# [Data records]
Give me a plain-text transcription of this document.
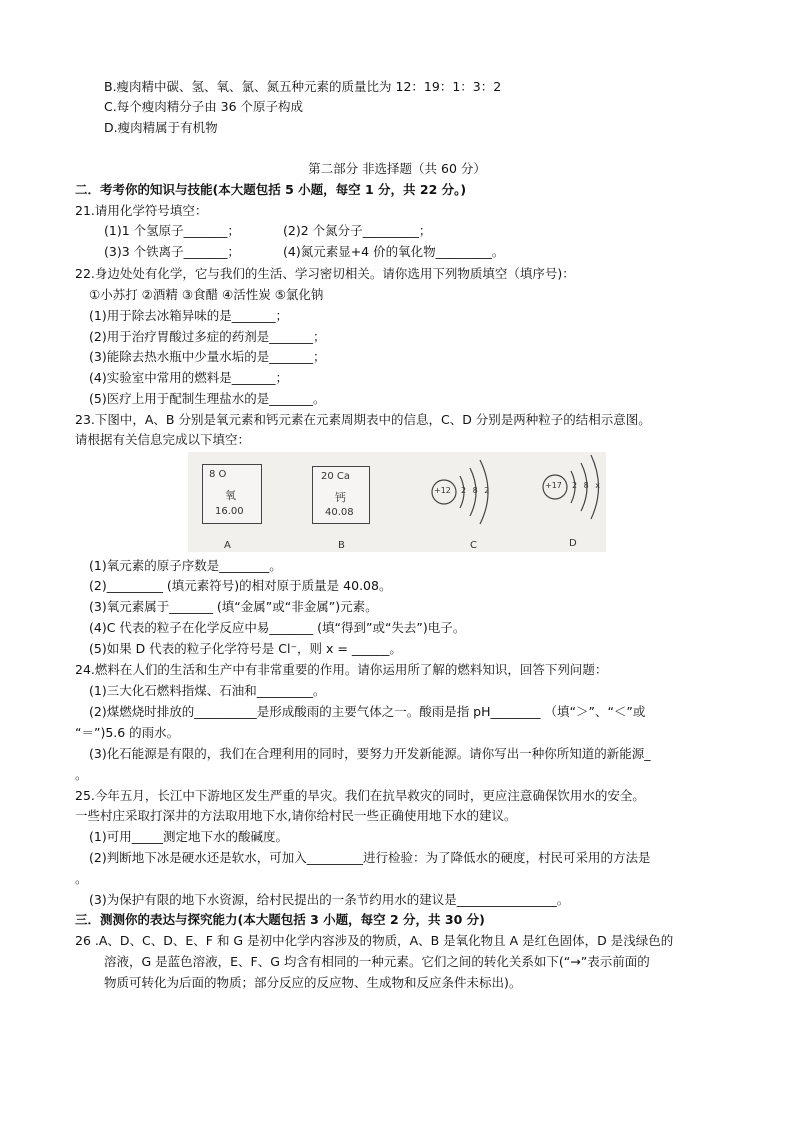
B.瘦肉精中碳、氢、氧、氯、氮五种元素的质量比为 12：19：1：3：2
C.每个瘦肉精分子由 36 个原子构成
D.瘦肉精属于有机物
第二部分 非选择题（共 60 分）
二．考考你的知识与技能(本大题包括 5 小题，每空 1 分，共 22 分。)
21.请用化学符号填空：
(1)1 个氢原子_______；	(2)2 个氮分子_________；
(3)3 个铁离子_______；	(4)氮元素显+4 价的氧化物_________。
22.身边处处有化学，它与我们的生活、学习密切相关。请你选用下列物质填空（填序号)：
①小苏打 ②酒精 ③食醋 ④活性炭 ⑤氯化钠
(1)用于除去冰箱异味的是_______；
(2)用于治疗胃酸过多症的药剂是_______；
(3)能除去热水瓶中少量水垢的是_______；
(4)实验室中常用的燃料是_______；
(5)医疗上用于配制生理盐水的是_______。
23.下图中，A、B 分别是氧元素和钙元素在元素周期表中的信息，C、D 分别是两种粒子的结相示意图。
请根据有关信息完成以下填空：
8 O
氧
16.00
20 Ca
钙
40.08
+12 2 8 2
+17 2 8 x
A	B	C	D
(1)氧元素的原子序数是________。
(2)_________ (填元素符号)的相对原于质量是 40.08。
(3)氧元素属于_______ (填“金属”或“非金属”)元素。
(4)C 代表的粒子在化学反应中易_______ (填“得到”或“失去”)电子。
(5)如果 D 代表的粒子化学符号是 Cl⁻，则 x = ______。
24.燃料在人们的生活和生产中有非常重要的作用。请你运用所了解的燃料知识，回答下列问题：
(1)三大化石燃料指煤、石油和_________。
(2)煤燃烧时排放的__________是形成酸雨的主要气体之一。酸雨是指 pH________ （填“＞”、“＜”或
“＝”)5.6 的雨水。
(3)化石能源是有限的，我们在合理利用的同时，要努力开发新能源。请你写出一种你所知道的新能源_
。
25.今年五月，长江中下游地区发生严重的旱灾。我们在抗旱救灾的同时，更应注意确保饮用水的安全。
一些村庄采取打深井的方法取用地下水,请你给村民一些正确使用地下水的建议。
(1)可用_____测定地下水的酸碱度。
(2)判断地下冰是硬水还是软水，可加入_________进行检验：为了降低水的硬度，村民可采用的方法是
。
(3)为保护有限的地下水资源，给村民提出的一条节约用水的建议是________________。
三．测测你的表达与探究能力(本大题包括 3 小题，每空 2 分，共 30 分)
26 .A、D、C、D、E、F 和 G 是初中化学内容涉及的物质，A、B 是氧化物且 A 是红色固体，D 是浅绿色的
溶液，G 是蓝色溶液，E、F、G 均含有相同的一种元素。它们之间的转化关系如下(“→”表示前面的
物质可转化为后面的物质；部分反应的反应物、生成物和反应条件未标出)。
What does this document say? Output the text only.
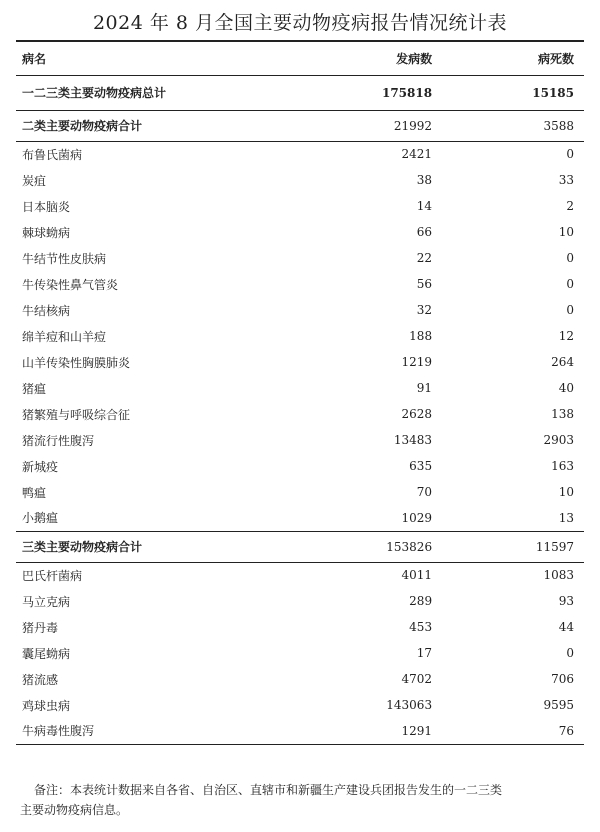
2024 年 8 月全国主要动物疫病报告情况统计表
病名	发病数	病死数
一二三类主要动物疫病总计	175818	15185
二类主要动物疫病合计	21992	3588
布鲁氏菌病	2421	0
炭疽	38	33
日本脑炎	14	2
棘球蚴病	66	10
牛结节性皮肤病	22	0
牛传染性鼻气管炎	56	0
牛结核病	32	0
绵羊痘和山羊痘	188	12
山羊传染性胸膜肺炎	1219	264
猪瘟	91	40
猪繁殖与呼吸综合征	2628	138
猪流行性腹泻	13483	2903
新城疫	635	163
鸭瘟	70	10
小鹅瘟	1029	13
三类主要动物疫病合计	153826	11597
巴氏杆菌病	4011	1083
马立克病	289	93
猪丹毒	453	44
囊尾蚴病	17	0
猪流感	4702	706
鸡球虫病	143063	9595
牛病毒性腹泻	1291	76
备注：本表统计数据来自各省、自治区、直辖市和新疆生产建设兵团报告发生的一二三类
主要动物疫病信息。
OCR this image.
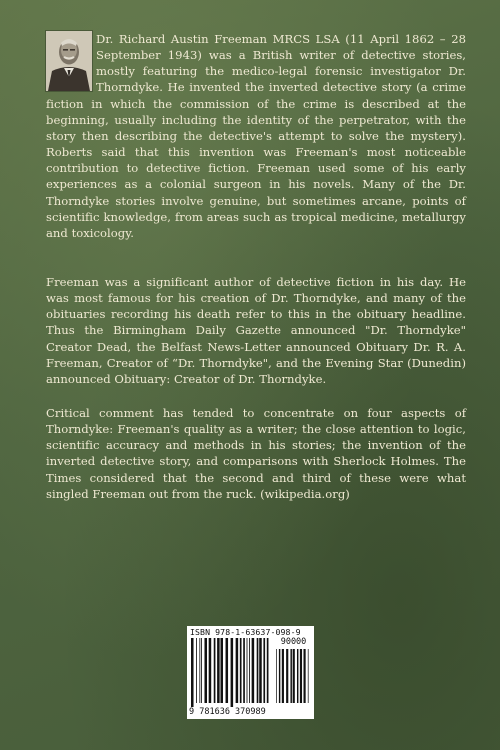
Dr. Richard Austin Freeman MRCS LSA (11 April 1862 – 28 September 1943) was a British writer of detective stories, mostly featuring the medico-legal forensic investigator Dr. Thorndyke. He invented the inverted detective story (a crime fiction in which the commission of the crime is described at the beginning, usually including the identity of the perpetrator, with the story then describing the detective's attempt to solve the mystery). Roberts said that this invention was Freeman's most noticeable contribution to detective fiction. Freeman used some of his early experiences as a colonial surgeon in his novels. Many of the Dr. Thorndyke stories involve genuine, but sometimes arcane, points of scientific knowledge, from areas such as tropical medicine, metallurgy and toxicology.

Freeman was a significant author of detective fiction in his day. He was most famous for his creation of Dr. Thorndyke, and many of the obituaries recording his death refer to this in the obituary headline. Thus the Birmingham Daily Gazette announced "Dr. Thorndyke" Creator Dead, the Belfast News-Letter announced Obituary Dr. R. A. Freeman, Creator of “Dr. Thorndyke", and the Evening Star (Dunedin) announced Obituary: Creator of Dr. Thorndyke.

Critical comment has tended to concentrate on four aspects of Thorndyke: Freeman's quality as a writer; the close attention to logic, scientific accuracy and methods in his stories; the invention of the inverted detective story, and comparisons with Sherlock Holmes. The Times considered that the second and third of these were what singled Freeman out from the ruck. (wikipedia.org)

ISBN 978-1-63637-098-9
90000
9 781636 370989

# [To do]
All preceding records should be duplicated verbatim, images excepted.

# [Answer]
Give me a plain-text transcription of this document.
B.瘦肉精中碳、氢、氧、氯、氮五种元素的质量比为 12：19：1：3：2
C.每个瘦肉精分子由 36 个原子构成
D.瘦肉精属于有机物
第二部分 非选择题（共 60 分）
二．考考你的知识与技能(本大题包括 5 小题，每空 1 分，共 22 分。)
21.请用化学符号填空：
(1)1 个氢原子_______；	(2)2 个氮分子_________；
(3)3 个铁离子_______；	(4)氮元素显+4 价的氧化物_________。
22.身边处处有化学，它与我们的生活、学习密切相关。请你选用下列物质填空（填序号)：
①小苏打 ②酒精 ③食醋 ④活性炭 ⑤氯化钠
(1)用于除去冰箱异味的是_______；
(2)用于治疗胃酸过多症的药剂是_______；
(3)能除去热水瓶中少量水垢的是_______；
(4)实验室中常用的燃料是_______；
(5)医疗上用于配制生理盐水的是_______。
23.下图中，A、B 分别是氧元素和钙元素在元素周期表中的信息，C、D 分别是两种粒子的结相示意图。
请根据有关信息完成以下填空：
8 O
氧
16.00
20 Ca
钙
40.08
+12 2 8 2
+17 2 8 x
A	B	C	D
(1)氧元素的原子序数是________。
(2)_________ (填元素符号)的相对原于质量是 40.08。
(3)氧元素属于_______ (填“金属”或“非金属”)元素。
(4)C 代表的粒子在化学反应中易_______ (填“得到”或“失去”)电子。
(5)如果 D 代表的粒子化学符号是 Cl⁻，则 x = ______。
24.燃料在人们的生活和生产中有非常重要的作用。请你运用所了解的燃料知识，回答下列问题：
(1)三大化石燃料指煤、石油和_________。
(2)煤燃烧时排放的__________是形成酸雨的主要气体之一。酸雨是指 pH________ （填“＞”、“＜”或
“＝”)5.6 的雨水。
(3)化石能源是有限的，我们在合理利用的同时，要努力开发新能源。请你写出一种你所知道的新能源_
。
25.今年五月，长江中下游地区发生严重的旱灾。我们在抗旱救灾的同时，更应注意确保饮用水的安全。
一些村庄采取打深井的方法取用地下水,请你给村民一些正确使用地下水的建议。
(1)可用_____测定地下水的酸碱度。
(2)判断地下冰是硬水还是软水，可加入_________进行检验：为了降低水的硬度，村民可采用的方法是
。
(3)为保护有限的地下水资源，给村民提出的一条节约用水的建议是________________。
三．测测你的表达与探究能力(本大题包括 3 小题，每空 2 分，共 30 分)
26 .A、D、C、D、E、F 和 G 是初中化学内容涉及的物质，A、B 是氧化物且 A 是红色固体，D 是浅绿色的
溶液，G 是蓝色溶液，E、F、G 均含有相同的一种元素。它们之间的转化关系如下(“→”表示前面的
物质可转化为后面的物质；部分反应的反应物、生成物和反应条件未标出)。
What does this document say? Output the text only.
2024 年 8 月全国主要动物疫病报告情况统计表
病名	发病数	病死数
一二三类主要动物疫病总计	175818	15185
二类主要动物疫病合计	21992	3588
布鲁氏菌病	2421	0
炭疽	38	33
日本脑炎	14	2
棘球蚴病	66	10
牛结节性皮肤病	22	0
牛传染性鼻气管炎	56	0
牛结核病	32	0
绵羊痘和山羊痘	188	12
山羊传染性胸膜肺炎	1219	264
猪瘟	91	40
猪繁殖与呼吸综合征	2628	138
猪流行性腹泻	13483	2903
新城疫	635	163
鸭瘟	70	10
小鹅瘟	1029	13
三类主要动物疫病合计	153826	11597
巴氏杆菌病	4011	1083
马立克病	289	93
猪丹毒	453	44
囊尾蚴病	17	0
猪流感	4702	706
鸡球虫病	143063	9595
牛病毒性腹泻	1291	76
备注：本表统计数据来自各省、自治区、直辖市和新疆生产建设兵团报告发生的一二三类
主要动物疫病信息。
OCR this image.
Dr. Richard Austin Freeman MRCS LSA (11 April 1862 – 28 September 1943) was a British writer of detective stories, mostly featuring the medico-legal forensic investigator Dr. Thorndyke. He invented the inverted detective story (a crime fiction in which the commission of the crime is described at the beginning, usually including the identity of the perpetrator, with the story then describing the detective's attempt to solve the mystery). Roberts said that this invention was Freeman's most noticeable contribution to detective fiction. Freeman used some of his early experiences as a colonial surgeon in his novels. Many of the Dr. Thorndyke stories involve genuine, but sometimes arcane, points of scientific knowledge, from areas such as tropical medicine, metallurgy and toxicology.

Freeman was a significant author of detective fiction in his day. He was most famous for his creation of Dr. Thorndyke, and many of the obituaries recording his death refer to this in the obituary headline. Thus the Birmingham Daily Gazette announced "Dr. Thorndyke" Creator Dead, the Belfast News-Letter announced Obituary Dr. R. A. Freeman, Creator of “Dr. Thorndyke", and the Evening Star (Dunedin) announced Obituary: Creator of Dr. Thorndyke.

Critical comment has tended to concentrate on four aspects of Thorndyke: Freeman's quality as a writer; the close attention to logic, scientific accuracy and methods in his stories; the invention of the inverted detective story, and comparisons with Sherlock Holmes. The Times considered that the second and third of these were what singled Freeman out from the ruck. (wikipedia.org)

ISBN 978-1-63637-098-9
90000
9 781636 370989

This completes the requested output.